## Problem to work on
Report how many lines of the entries below contain the word "Expenses", and nothing more.

## Data excerpts
******************************
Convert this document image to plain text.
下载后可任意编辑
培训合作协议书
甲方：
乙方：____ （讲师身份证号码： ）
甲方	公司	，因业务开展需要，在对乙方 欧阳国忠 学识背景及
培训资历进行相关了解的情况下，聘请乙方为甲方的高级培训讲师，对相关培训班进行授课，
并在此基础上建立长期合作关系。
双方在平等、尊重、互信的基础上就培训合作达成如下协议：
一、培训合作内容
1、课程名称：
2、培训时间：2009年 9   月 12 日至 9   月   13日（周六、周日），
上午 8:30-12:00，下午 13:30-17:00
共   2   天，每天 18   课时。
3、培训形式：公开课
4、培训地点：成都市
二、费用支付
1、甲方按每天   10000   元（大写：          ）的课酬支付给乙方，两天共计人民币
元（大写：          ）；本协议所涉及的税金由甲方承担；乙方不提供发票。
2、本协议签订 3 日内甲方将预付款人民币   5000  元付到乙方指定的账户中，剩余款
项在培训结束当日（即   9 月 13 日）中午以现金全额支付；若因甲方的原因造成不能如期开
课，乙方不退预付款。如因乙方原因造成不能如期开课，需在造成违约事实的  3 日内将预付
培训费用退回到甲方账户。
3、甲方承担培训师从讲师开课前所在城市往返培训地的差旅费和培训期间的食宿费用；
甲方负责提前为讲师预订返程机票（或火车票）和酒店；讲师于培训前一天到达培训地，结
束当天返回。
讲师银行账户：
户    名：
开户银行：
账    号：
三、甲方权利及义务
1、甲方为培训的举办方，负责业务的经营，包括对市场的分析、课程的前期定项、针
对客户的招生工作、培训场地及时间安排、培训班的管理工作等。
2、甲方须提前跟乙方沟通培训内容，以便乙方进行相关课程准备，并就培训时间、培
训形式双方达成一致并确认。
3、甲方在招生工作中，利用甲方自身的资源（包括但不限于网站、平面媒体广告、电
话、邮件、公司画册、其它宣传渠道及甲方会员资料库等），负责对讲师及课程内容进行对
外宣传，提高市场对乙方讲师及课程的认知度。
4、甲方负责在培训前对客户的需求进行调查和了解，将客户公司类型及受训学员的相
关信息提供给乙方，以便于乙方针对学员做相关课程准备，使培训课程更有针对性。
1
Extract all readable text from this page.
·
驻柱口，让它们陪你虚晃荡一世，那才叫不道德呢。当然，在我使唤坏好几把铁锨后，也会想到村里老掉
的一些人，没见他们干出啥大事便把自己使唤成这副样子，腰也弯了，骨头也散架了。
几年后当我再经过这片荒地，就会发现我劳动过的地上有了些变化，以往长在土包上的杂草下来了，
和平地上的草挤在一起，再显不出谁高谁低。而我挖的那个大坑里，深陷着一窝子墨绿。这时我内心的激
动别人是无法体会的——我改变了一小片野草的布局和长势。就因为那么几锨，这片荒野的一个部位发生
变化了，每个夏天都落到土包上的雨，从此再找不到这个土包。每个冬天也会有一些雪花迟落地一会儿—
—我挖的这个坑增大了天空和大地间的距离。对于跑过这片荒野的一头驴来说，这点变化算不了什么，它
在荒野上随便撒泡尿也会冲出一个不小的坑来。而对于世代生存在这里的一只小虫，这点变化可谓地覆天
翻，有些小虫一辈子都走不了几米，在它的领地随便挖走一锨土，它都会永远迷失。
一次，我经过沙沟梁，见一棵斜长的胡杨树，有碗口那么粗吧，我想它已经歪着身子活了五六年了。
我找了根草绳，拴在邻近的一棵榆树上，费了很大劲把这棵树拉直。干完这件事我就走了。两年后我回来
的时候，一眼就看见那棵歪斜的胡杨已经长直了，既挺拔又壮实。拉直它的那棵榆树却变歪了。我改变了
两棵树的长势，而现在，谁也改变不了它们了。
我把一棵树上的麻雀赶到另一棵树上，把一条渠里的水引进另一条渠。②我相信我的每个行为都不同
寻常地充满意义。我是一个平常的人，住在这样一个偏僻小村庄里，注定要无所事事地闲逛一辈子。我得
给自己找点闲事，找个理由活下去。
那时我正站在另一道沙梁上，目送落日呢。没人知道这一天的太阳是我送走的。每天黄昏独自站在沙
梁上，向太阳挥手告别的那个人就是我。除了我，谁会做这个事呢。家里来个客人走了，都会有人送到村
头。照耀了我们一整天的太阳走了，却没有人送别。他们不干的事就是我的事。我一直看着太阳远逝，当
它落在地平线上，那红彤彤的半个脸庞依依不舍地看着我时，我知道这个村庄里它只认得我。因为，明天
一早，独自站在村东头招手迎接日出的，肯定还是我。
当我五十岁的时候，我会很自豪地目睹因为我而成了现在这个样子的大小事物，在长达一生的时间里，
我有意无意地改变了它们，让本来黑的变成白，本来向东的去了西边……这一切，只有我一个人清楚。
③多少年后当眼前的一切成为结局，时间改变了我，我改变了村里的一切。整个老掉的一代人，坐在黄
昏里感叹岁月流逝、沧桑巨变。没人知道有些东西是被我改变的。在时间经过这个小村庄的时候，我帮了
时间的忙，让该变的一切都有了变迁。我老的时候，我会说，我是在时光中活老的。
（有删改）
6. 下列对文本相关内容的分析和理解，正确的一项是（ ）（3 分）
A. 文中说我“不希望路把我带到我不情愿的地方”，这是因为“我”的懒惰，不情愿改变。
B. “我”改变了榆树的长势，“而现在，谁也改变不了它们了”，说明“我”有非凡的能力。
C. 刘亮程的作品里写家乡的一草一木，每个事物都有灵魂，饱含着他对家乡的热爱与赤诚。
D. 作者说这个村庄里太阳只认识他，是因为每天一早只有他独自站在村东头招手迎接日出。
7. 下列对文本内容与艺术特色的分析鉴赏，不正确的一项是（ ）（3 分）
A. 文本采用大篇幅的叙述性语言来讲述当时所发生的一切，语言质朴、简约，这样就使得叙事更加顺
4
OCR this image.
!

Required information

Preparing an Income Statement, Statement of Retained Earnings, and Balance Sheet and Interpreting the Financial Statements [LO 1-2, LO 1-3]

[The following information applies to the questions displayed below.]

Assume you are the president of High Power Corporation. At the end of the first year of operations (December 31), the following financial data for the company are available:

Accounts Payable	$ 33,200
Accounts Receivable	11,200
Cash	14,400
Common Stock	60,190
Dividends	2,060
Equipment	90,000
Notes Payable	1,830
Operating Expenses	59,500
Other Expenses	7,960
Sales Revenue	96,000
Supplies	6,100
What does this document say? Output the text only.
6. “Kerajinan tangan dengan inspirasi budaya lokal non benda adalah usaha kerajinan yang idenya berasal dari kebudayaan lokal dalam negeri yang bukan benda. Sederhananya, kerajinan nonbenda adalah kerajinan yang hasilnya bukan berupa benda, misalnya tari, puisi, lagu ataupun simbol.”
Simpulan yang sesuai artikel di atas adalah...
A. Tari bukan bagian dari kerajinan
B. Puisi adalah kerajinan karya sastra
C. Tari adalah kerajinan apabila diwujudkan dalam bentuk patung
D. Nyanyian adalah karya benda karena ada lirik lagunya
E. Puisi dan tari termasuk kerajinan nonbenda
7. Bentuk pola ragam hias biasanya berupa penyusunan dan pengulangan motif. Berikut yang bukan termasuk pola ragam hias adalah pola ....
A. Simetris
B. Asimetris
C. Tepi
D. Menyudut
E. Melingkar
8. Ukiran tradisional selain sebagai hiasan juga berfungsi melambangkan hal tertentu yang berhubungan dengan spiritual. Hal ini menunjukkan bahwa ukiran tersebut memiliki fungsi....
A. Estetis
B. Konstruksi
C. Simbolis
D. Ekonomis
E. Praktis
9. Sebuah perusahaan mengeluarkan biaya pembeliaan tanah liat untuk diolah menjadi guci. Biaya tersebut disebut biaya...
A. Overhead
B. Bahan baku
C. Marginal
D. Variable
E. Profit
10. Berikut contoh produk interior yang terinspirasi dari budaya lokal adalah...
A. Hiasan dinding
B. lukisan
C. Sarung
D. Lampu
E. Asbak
******************************
## Written reply
2